## Your task
Pull out every line containing the string "Jones".
______
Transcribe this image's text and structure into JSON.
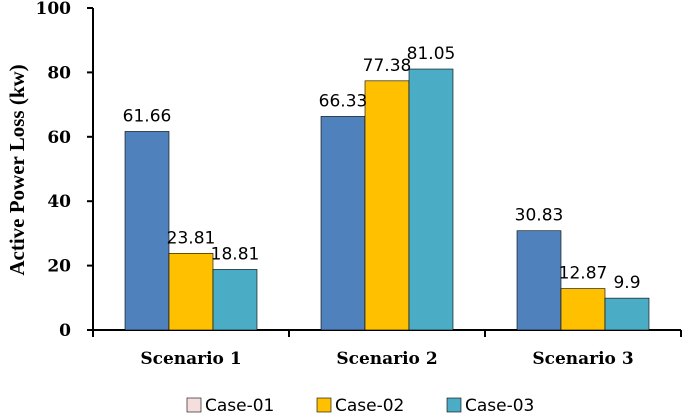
{
  "chart_data": {
    "type": "bar",
    "categories": [
      "Scenario 1",
      "Scenario 2",
      "Scenario 3"
    ],
    "series": [
      {
        "name": "Case-01",
        "color": "#4f81bd",
        "legend_color": "#f5dede",
        "values": [
          61.66,
          66.33,
          30.83
        ]
      },
      {
        "name": "Case-02",
        "color": "#ffc000",
        "legend_color": "#ffc000",
        "values": [
          23.81,
          77.38,
          12.87
        ]
      },
      {
        "name": "Case-03",
        "color": "#4bacc6",
        "legend_color": "#4bacc6",
        "values": [
          18.81,
          81.05,
          9.9
        ]
      }
    ],
    "data_labels": [
      [
        "61.66",
        "66.33",
        "30.83"
      ],
      [
        "23.81",
        "77.38",
        "12.87"
      ],
      [
        "18.81",
        "81.05",
        "9.9"
      ]
    ],
    "ylabel": "Active Power Loss (kw)",
    "xlabel": "",
    "ylim": [
      0,
      100
    ],
    "yticks": [
      0,
      20,
      40,
      60,
      80,
      100
    ],
    "ytick_labels": [
      "0",
      "20",
      "40",
      "60",
      "80",
      "100"
    ],
    "legend_position": "bottom",
    "grid": false
  }
}
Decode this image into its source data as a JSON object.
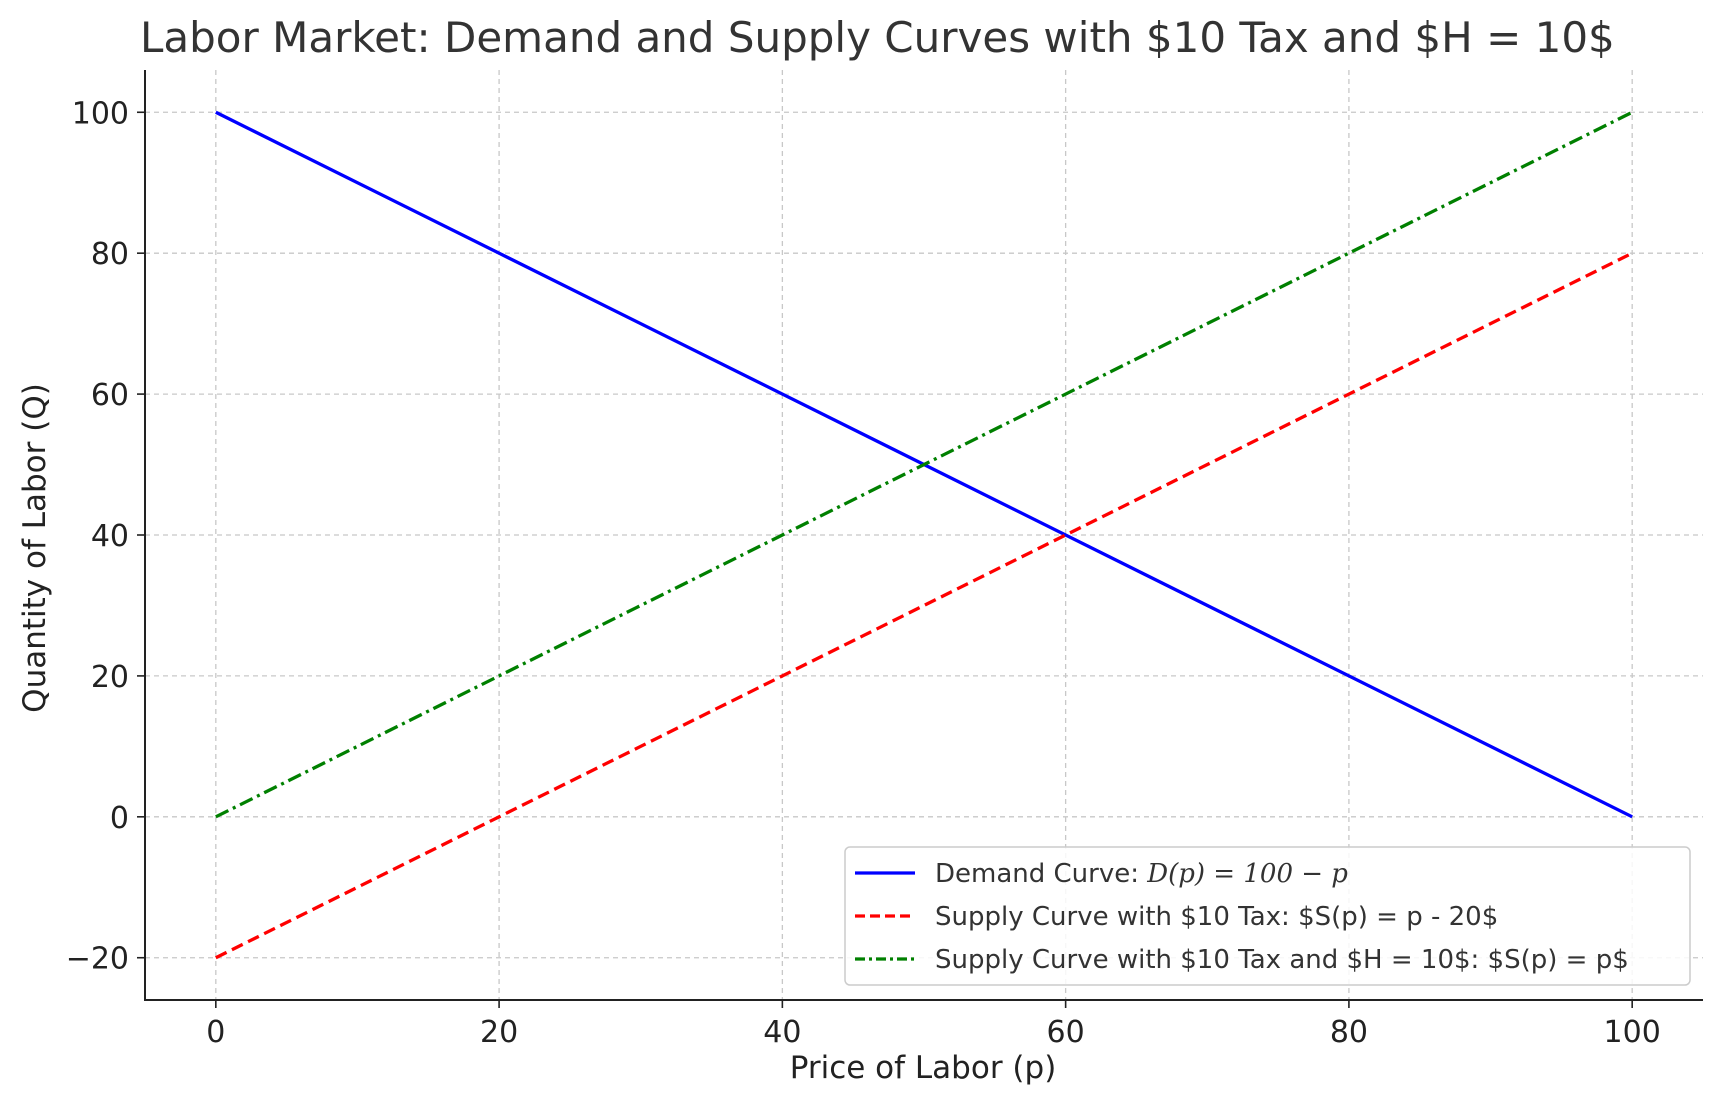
{
  "chart_data": {
    "type": "line",
    "title": "Labor Market: Demand and Supply Curves with $10 Tax and $H = 10$",
    "xlabel": "Price of Labor (p)",
    "ylabel": "Quantity of Labor (Q)",
    "xlim": [
      -5,
      105
    ],
    "ylim": [
      -26,
      106
    ],
    "xticks": [
      0,
      20,
      40,
      60,
      80,
      100
    ],
    "yticks": [
      -20,
      0,
      20,
      40,
      60,
      80,
      100
    ],
    "grid": true,
    "legend_position": "lower-right",
    "series": [
      {
        "name": "Demand Curve: D(p) = 100 − p",
        "legend_parts": {
          "prefix": "Demand Curve: ",
          "math": "D(p) = 100 − p"
        },
        "x": [
          0,
          100
        ],
        "y": [
          100,
          0
        ],
        "color": "#0000ff",
        "style": "solid"
      },
      {
        "name": "Supply Curve with $10 Tax: $S(p) = p - 20$",
        "x": [
          0,
          100
        ],
        "y": [
          -20,
          80
        ],
        "color": "#ff0000",
        "style": "dashed"
      },
      {
        "name": "Supply Curve with $10 Tax and $H = 10$: $S(p) = p$",
        "x": [
          0,
          100
        ],
        "y": [
          0,
          100
        ],
        "color": "#008000",
        "style": "dashdot"
      }
    ]
  }
}
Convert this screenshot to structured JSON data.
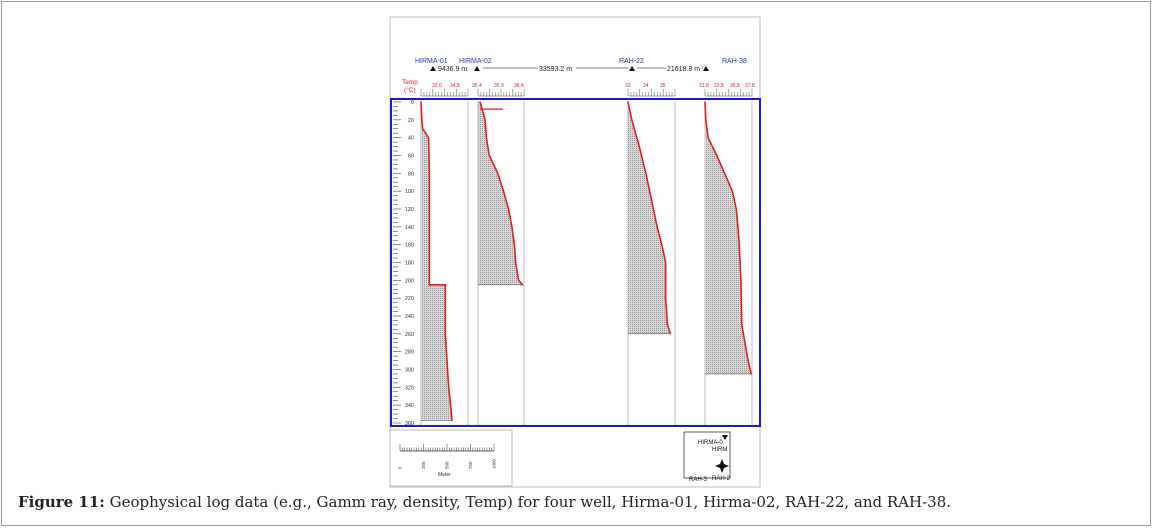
{
  "figure": {
    "caption_label": "Figure 11:",
    "caption_text": "Geophysical log data (e.g., Gamm ray, density, Temp) for four well, Hirma-01, Hirma-02, RAH-22, and RAH-38.",
    "header": {
      "wells": [
        "HIRMA-01",
        "HIRMA-02",
        "RAH-22",
        "RAH-38"
      ],
      "distances": [
        "9436.9 m",
        "33593.2 m",
        "21618.8 m"
      ],
      "temp_label": "Temp",
      "temp_unit": "(°C)",
      "temp_ticks": [
        [
          "32.0",
          "34.8"
        ],
        [
          "35.4",
          "35.9",
          "36.4"
        ],
        [
          "33",
          "34",
          "35"
        ],
        [
          "31.8",
          "33.8",
          "35.8",
          "37.8"
        ]
      ]
    },
    "scale_bar": {
      "ticks": [
        "0",
        "250",
        "500",
        "750",
        "1000"
      ],
      "unit": "Meter"
    },
    "inset_map": {
      "labels": [
        "HIRMA-0",
        "HIRM",
        "RAH-3",
        "RAH-2"
      ]
    },
    "colors": {
      "curve": "#e0201c",
      "border": "#1a1adb",
      "label": "#2233cc",
      "fill": "#c8c8c8"
    }
  },
  "chart_data": {
    "type": "line",
    "ylabel": "",
    "ylim": [
      0,
      360
    ],
    "y_reversed": true,
    "depth_ticks": [
      0,
      20,
      40,
      60,
      80,
      100,
      120,
      140,
      160,
      180,
      200,
      220,
      240,
      260,
      280,
      300,
      320,
      340,
      360
    ],
    "series": [
      {
        "name": "HIRMA-01",
        "xlim": [
          32.0,
          37.6
        ],
        "x": [
          32.0,
          32.1,
          32.2,
          32.9,
          33.0,
          33.0,
          34.9,
          34.9,
          35.3,
          35.7
        ],
        "y": [
          0,
          20,
          30,
          40,
          80,
          205,
          205,
          260,
          320,
          357
        ]
      },
      {
        "name": "HIRMA-02",
        "xlim": [
          35.35,
          36.45
        ],
        "x": [
          35.4,
          35.52,
          35.55,
          35.62,
          35.82,
          35.96,
          36.08,
          36.16,
          36.22,
          36.25,
          36.32,
          36.42
        ],
        "y": [
          0,
          20,
          40,
          60,
          80,
          100,
          120,
          140,
          160,
          180,
          200,
          205
        ]
      },
      {
        "name": "RAH-22",
        "xlim": [
          33.0,
          35.5
        ],
        "x": [
          33.0,
          33.2,
          33.6,
          33.95,
          34.25,
          34.55,
          34.8,
          34.95,
          35.0,
          35.0,
          35.1,
          35.25
        ],
        "y": [
          0,
          20,
          50,
          80,
          110,
          140,
          160,
          175,
          180,
          220,
          250,
          260
        ]
      },
      {
        "name": "RAH-38",
        "xlim": [
          31.8,
          37.8
        ],
        "x": [
          31.8,
          31.9,
          32.2,
          33.3,
          34.3,
          35.3,
          35.8,
          36.1,
          36.4,
          36.5,
          36.9,
          37.3,
          37.7
        ],
        "y": [
          0,
          20,
          40,
          60,
          80,
          100,
          120,
          150,
          200,
          250,
          270,
          290,
          305
        ]
      }
    ]
  }
}
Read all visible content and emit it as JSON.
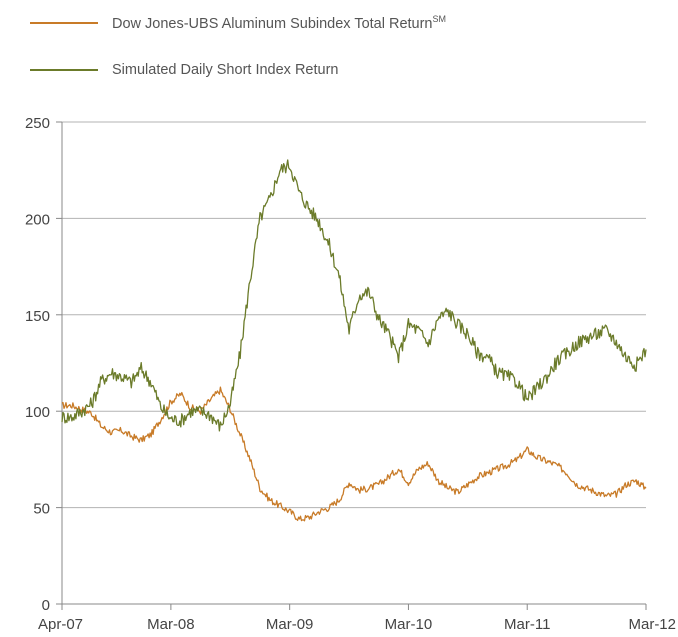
{
  "legend": {
    "series1_label": "Dow Jones-UBS Aluminum Subindex Total Return",
    "series1_sup": "SM",
    "series2_label": "Simulated Daily Short Index Return"
  },
  "colors": {
    "series1": "#c87b28",
    "series2": "#6b7b2a",
    "grid": "#b3b3b3",
    "axis": "#888888"
  },
  "chart_data": {
    "type": "line",
    "title": "",
    "xlabel": "",
    "ylabel": "",
    "ylim": [
      0,
      250
    ],
    "yticks": [
      0,
      50,
      100,
      150,
      200,
      250
    ],
    "x_tick_labels": [
      "Apr-07",
      "Mar-08",
      "Mar-09",
      "Mar-10",
      "Mar-11",
      "Mar-12"
    ],
    "x_tick_dates": [
      "2007-04",
      "2008-03",
      "2009-03",
      "2010-03",
      "2011-03",
      "2012-03"
    ],
    "grid": "horizontal",
    "legend_position": "top-left",
    "series": [
      {
        "name": "Dow Jones-UBS Aluminum Subindex Total Return℠",
        "x": [
          "2007-04",
          "2007-05",
          "2007-06",
          "2007-07",
          "2007-08",
          "2007-09",
          "2007-10",
          "2007-11",
          "2007-12",
          "2008-01",
          "2008-02",
          "2008-03",
          "2008-04",
          "2008-05",
          "2008-06",
          "2008-07",
          "2008-08",
          "2008-09",
          "2008-10",
          "2008-11",
          "2008-12",
          "2009-01",
          "2009-02",
          "2009-03",
          "2009-04",
          "2009-05",
          "2009-06",
          "2009-07",
          "2009-08",
          "2009-09",
          "2009-10",
          "2009-11",
          "2009-12",
          "2010-01",
          "2010-02",
          "2010-03",
          "2010-04",
          "2010-05",
          "2010-06",
          "2010-07",
          "2010-08",
          "2010-09",
          "2010-10",
          "2010-11",
          "2010-12",
          "2011-01",
          "2011-02",
          "2011-03",
          "2011-04",
          "2011-05",
          "2011-06",
          "2011-07",
          "2011-08",
          "2011-09",
          "2011-10",
          "2011-11",
          "2011-12",
          "2012-01",
          "2012-02",
          "2012-03"
        ],
        "values": [
          103,
          103,
          101,
          99,
          92,
          89,
          90,
          87,
          85,
          88,
          96,
          105,
          109,
          102,
          100,
          106,
          111,
          101,
          88,
          75,
          60,
          54,
          51,
          48,
          44,
          45,
          48,
          50,
          54,
          63,
          59,
          60,
          62,
          66,
          70,
          63,
          70,
          73,
          64,
          60,
          58,
          62,
          66,
          68,
          70,
          72,
          75,
          80,
          76,
          74,
          72,
          68,
          62,
          60,
          58,
          56,
          57,
          62,
          64,
          60
        ]
      },
      {
        "name": "Simulated Daily Short Index Return",
        "x": [
          "2007-04",
          "2007-05",
          "2007-06",
          "2007-07",
          "2007-08",
          "2007-09",
          "2007-10",
          "2007-11",
          "2007-12",
          "2008-01",
          "2008-02",
          "2008-03",
          "2008-04",
          "2008-05",
          "2008-06",
          "2008-07",
          "2008-08",
          "2008-09",
          "2008-10",
          "2008-11",
          "2008-12",
          "2009-01",
          "2009-02",
          "2009-03",
          "2009-04",
          "2009-05",
          "2009-06",
          "2009-07",
          "2009-08",
          "2009-09",
          "2009-10",
          "2009-11",
          "2009-12",
          "2010-01",
          "2010-02",
          "2010-03",
          "2010-04",
          "2010-05",
          "2010-06",
          "2010-07",
          "2010-08",
          "2010-09",
          "2010-10",
          "2010-11",
          "2010-12",
          "2011-01",
          "2011-02",
          "2011-03",
          "2011-04",
          "2011-05",
          "2011-06",
          "2011-07",
          "2011-08",
          "2011-09",
          "2011-10",
          "2011-11",
          "2011-12",
          "2012-01",
          "2012-02",
          "2012-03"
        ],
        "values": [
          97,
          97,
          100,
          104,
          116,
          120,
          118,
          115,
          122,
          115,
          102,
          96,
          95,
          100,
          100,
          98,
          92,
          104,
          130,
          168,
          200,
          210,
          225,
          228,
          213,
          205,
          198,
          186,
          170,
          142,
          160,
          162,
          148,
          140,
          128,
          145,
          142,
          135,
          148,
          152,
          145,
          140,
          130,
          128,
          120,
          118,
          115,
          106,
          112,
          118,
          126,
          130,
          135,
          138,
          140,
          142,
          136,
          128,
          124,
          132
        ]
      }
    ]
  }
}
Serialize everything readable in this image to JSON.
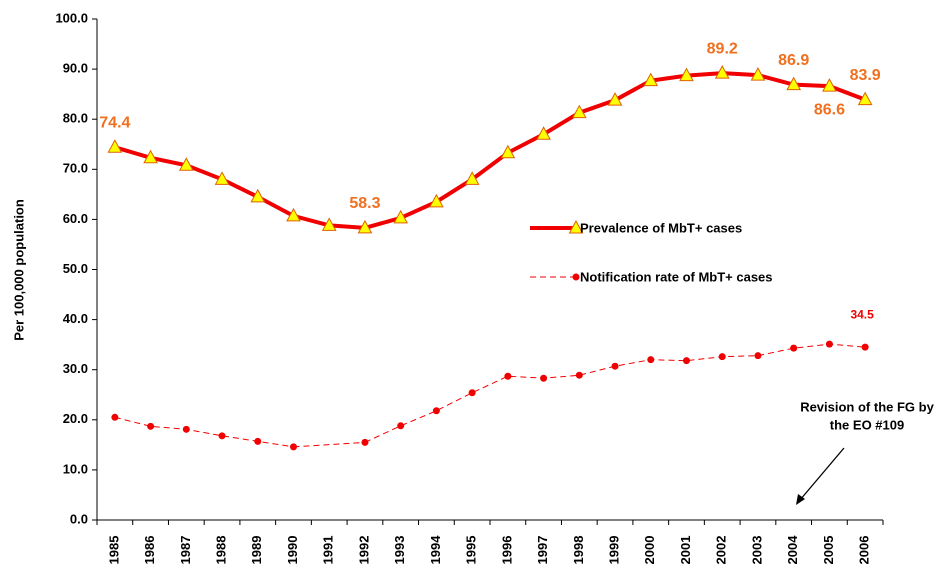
{
  "chart_data": {
    "type": "line",
    "y_label": "Per 100,000 population",
    "categories": [
      "1985",
      "1986",
      "1987",
      "1988",
      "1989",
      "1990",
      "1991",
      "1992",
      "1993",
      "1994",
      "1995",
      "1996",
      "1997",
      "1998",
      "1999",
      "2000",
      "2001",
      "2002",
      "2003",
      "2004",
      "2005",
      "2006"
    ],
    "series": [
      {
        "name": "Prevalence of MbT+ cases",
        "color": "#f00000",
        "marker_color": "#ffff00",
        "label_color": "#f07020",
        "values": [
          74.4,
          72.3,
          70.8,
          68.0,
          64.5,
          60.7,
          58.8,
          58.3,
          60.3,
          63.5,
          68.0,
          73.3,
          77.0,
          81.3,
          83.8,
          87.7,
          88.7,
          89.2,
          88.8,
          86.9,
          86.6,
          83.9
        ],
        "value_labels": [
          "74.4",
          null,
          null,
          null,
          null,
          null,
          null,
          "58.3",
          null,
          null,
          null,
          null,
          null,
          null,
          null,
          null,
          null,
          "89.2",
          null,
          "86.9",
          "86.6",
          "83.9"
        ]
      },
      {
        "name": "Notification rate of MbT+ cases",
        "color": "#f00000",
        "label_color": "#f00000",
        "values": [
          20.5,
          18.7,
          18.1,
          16.8,
          15.7,
          14.6,
          null,
          15.5,
          18.8,
          21.8,
          25.4,
          28.7,
          28.3,
          28.9,
          30.7,
          32.0,
          31.8,
          32.6,
          32.8,
          34.3,
          35.1,
          34.5
        ],
        "value_labels": [
          null,
          null,
          null,
          null,
          null,
          null,
          null,
          null,
          null,
          null,
          null,
          null,
          null,
          null,
          null,
          null,
          null,
          null,
          null,
          null,
          null,
          "34.5"
        ]
      }
    ],
    "ylim": [
      0,
      100
    ],
    "yticks": [
      {
        "value": 0,
        "label": "0.0"
      },
      {
        "value": 10,
        "label": "10.0"
      },
      {
        "value": 20,
        "label": "20.0"
      },
      {
        "value": 30,
        "label": "30.0"
      },
      {
        "value": 40,
        "label": "40.0"
      },
      {
        "value": 50,
        "label": "50.0"
      },
      {
        "value": 60,
        "label": "60.0"
      },
      {
        "value": 70,
        "label": "70.0"
      },
      {
        "value": 80,
        "label": "80.0"
      },
      {
        "value": 90,
        "label": "90.0"
      },
      {
        "value": 100,
        "label": "100.0"
      }
    ],
    "grid": false,
    "legend": "center",
    "annotation": [
      "Revision of the FG by",
      "the EO #109"
    ]
  }
}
______
## Task solution
    "series1_label": "Dow Jones-UBS Aluminum Subindex Total Return",
        "name": "Dow Jones-UBS Aluminum Subindex Total Return℠",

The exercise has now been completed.